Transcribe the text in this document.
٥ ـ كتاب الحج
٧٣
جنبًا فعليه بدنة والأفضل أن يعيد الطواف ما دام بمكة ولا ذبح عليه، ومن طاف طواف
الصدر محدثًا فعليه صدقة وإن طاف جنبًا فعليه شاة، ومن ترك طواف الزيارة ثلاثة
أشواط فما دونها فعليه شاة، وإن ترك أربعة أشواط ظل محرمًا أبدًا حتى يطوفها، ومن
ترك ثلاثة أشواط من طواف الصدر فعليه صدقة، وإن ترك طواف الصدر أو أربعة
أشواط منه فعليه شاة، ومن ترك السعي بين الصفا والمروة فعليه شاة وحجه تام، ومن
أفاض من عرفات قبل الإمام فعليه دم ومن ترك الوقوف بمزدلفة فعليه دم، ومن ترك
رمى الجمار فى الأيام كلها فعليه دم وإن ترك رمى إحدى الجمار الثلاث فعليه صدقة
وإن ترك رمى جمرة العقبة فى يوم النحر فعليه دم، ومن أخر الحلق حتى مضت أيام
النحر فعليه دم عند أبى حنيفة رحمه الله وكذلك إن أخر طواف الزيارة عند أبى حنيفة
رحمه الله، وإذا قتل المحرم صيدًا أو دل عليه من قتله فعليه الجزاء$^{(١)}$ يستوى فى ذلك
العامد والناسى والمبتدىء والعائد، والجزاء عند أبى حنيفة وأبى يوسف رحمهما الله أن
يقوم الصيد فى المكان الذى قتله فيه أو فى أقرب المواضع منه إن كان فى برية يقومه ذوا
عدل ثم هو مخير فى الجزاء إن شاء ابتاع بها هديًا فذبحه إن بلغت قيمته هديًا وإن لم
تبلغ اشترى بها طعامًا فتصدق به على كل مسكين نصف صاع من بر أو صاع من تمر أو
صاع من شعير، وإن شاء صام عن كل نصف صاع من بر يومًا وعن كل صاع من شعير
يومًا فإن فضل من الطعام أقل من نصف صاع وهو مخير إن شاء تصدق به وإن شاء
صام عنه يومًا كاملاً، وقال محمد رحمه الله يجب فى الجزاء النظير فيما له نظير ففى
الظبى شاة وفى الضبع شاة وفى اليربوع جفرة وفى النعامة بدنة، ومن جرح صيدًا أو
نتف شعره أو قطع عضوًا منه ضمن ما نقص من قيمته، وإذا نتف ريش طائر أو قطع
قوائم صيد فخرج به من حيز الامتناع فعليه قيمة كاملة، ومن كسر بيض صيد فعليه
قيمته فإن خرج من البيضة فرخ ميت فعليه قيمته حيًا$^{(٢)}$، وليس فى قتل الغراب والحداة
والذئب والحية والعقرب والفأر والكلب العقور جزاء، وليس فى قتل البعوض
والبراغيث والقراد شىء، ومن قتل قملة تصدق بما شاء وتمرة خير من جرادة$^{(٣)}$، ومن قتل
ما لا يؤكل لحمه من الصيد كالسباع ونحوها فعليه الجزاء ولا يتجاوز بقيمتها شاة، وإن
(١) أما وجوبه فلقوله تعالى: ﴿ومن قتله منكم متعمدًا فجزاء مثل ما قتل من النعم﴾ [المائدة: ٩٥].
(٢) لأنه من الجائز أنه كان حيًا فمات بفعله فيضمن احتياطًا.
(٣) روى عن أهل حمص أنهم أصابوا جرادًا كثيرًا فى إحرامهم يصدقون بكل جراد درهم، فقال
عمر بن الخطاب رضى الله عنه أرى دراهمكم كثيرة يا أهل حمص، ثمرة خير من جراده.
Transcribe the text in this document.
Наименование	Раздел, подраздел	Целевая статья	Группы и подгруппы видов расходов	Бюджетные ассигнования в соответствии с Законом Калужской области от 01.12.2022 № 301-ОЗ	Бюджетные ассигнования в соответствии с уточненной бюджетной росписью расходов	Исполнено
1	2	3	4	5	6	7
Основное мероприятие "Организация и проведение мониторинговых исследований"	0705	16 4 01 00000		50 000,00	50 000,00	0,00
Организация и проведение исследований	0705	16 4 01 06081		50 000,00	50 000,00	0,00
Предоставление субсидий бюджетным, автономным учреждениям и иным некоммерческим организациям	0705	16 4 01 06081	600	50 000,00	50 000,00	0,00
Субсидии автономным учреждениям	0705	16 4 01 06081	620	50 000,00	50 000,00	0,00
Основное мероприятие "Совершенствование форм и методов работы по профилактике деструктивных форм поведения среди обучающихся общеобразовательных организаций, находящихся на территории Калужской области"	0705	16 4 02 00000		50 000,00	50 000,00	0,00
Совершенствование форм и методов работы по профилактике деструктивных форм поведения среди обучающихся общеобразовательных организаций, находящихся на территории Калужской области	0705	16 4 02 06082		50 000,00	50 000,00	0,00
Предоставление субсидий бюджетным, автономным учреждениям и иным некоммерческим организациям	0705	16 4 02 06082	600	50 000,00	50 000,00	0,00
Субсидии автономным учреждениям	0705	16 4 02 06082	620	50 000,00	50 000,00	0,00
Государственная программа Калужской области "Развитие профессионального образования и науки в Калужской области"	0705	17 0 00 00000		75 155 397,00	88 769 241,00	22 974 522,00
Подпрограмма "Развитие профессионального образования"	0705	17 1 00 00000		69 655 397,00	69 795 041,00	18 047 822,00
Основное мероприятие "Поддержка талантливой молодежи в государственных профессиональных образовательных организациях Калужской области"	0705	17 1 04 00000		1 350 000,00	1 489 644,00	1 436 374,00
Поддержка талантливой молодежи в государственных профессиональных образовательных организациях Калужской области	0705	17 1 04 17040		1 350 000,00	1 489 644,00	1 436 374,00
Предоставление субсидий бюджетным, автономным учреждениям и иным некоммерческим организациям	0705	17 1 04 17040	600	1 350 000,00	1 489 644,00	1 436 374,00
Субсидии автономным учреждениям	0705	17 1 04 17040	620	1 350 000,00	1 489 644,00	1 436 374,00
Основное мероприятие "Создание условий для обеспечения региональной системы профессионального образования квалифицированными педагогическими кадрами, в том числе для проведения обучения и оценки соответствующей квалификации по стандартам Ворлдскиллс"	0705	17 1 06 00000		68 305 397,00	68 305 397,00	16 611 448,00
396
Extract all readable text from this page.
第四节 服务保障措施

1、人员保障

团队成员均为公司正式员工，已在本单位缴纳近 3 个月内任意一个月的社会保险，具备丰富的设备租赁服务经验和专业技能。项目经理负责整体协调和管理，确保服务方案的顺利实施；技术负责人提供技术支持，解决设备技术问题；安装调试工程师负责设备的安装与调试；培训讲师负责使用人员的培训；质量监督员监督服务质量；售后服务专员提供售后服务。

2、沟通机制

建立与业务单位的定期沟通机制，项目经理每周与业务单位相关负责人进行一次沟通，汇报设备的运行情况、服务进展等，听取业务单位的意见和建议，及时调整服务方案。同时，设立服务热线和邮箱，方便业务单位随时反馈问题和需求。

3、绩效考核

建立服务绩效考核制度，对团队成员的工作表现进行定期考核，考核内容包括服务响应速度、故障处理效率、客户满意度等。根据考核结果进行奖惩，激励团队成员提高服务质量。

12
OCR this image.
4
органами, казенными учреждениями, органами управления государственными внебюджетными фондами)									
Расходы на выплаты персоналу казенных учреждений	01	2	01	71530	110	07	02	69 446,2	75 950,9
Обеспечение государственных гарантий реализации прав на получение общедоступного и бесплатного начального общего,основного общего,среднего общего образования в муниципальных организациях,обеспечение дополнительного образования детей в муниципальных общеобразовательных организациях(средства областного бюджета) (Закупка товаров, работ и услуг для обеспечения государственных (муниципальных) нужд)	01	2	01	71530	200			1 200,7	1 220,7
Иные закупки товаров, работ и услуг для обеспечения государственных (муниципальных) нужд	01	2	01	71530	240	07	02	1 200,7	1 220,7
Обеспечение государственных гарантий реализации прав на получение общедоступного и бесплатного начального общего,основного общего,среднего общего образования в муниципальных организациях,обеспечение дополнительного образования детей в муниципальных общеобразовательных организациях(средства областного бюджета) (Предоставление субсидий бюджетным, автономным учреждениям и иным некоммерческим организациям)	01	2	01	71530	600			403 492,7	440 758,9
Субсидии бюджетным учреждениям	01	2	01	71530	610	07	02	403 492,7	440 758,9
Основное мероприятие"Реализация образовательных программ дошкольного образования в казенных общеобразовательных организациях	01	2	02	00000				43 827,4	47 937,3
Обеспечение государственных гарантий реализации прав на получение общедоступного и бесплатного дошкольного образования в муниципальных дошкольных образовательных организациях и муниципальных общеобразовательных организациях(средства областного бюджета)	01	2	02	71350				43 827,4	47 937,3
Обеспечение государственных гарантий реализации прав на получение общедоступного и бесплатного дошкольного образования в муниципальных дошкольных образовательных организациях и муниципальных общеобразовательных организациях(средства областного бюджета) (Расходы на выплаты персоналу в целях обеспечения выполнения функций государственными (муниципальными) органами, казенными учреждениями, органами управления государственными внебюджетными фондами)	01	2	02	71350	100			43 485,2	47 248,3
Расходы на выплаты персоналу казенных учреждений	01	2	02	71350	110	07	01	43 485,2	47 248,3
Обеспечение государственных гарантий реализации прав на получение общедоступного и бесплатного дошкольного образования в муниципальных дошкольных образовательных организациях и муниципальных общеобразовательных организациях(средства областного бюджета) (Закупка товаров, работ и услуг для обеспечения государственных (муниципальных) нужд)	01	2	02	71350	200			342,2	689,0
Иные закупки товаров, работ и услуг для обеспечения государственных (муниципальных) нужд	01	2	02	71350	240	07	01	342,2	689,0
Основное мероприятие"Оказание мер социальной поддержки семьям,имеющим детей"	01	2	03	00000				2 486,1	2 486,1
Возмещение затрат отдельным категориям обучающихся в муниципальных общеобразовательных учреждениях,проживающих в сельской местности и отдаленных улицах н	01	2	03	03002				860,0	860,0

TASK DETAILS: Give the number of lines in the records that contain the string "Расходы", and nothing besides.

OUTPUT FOR THIS TASK: 3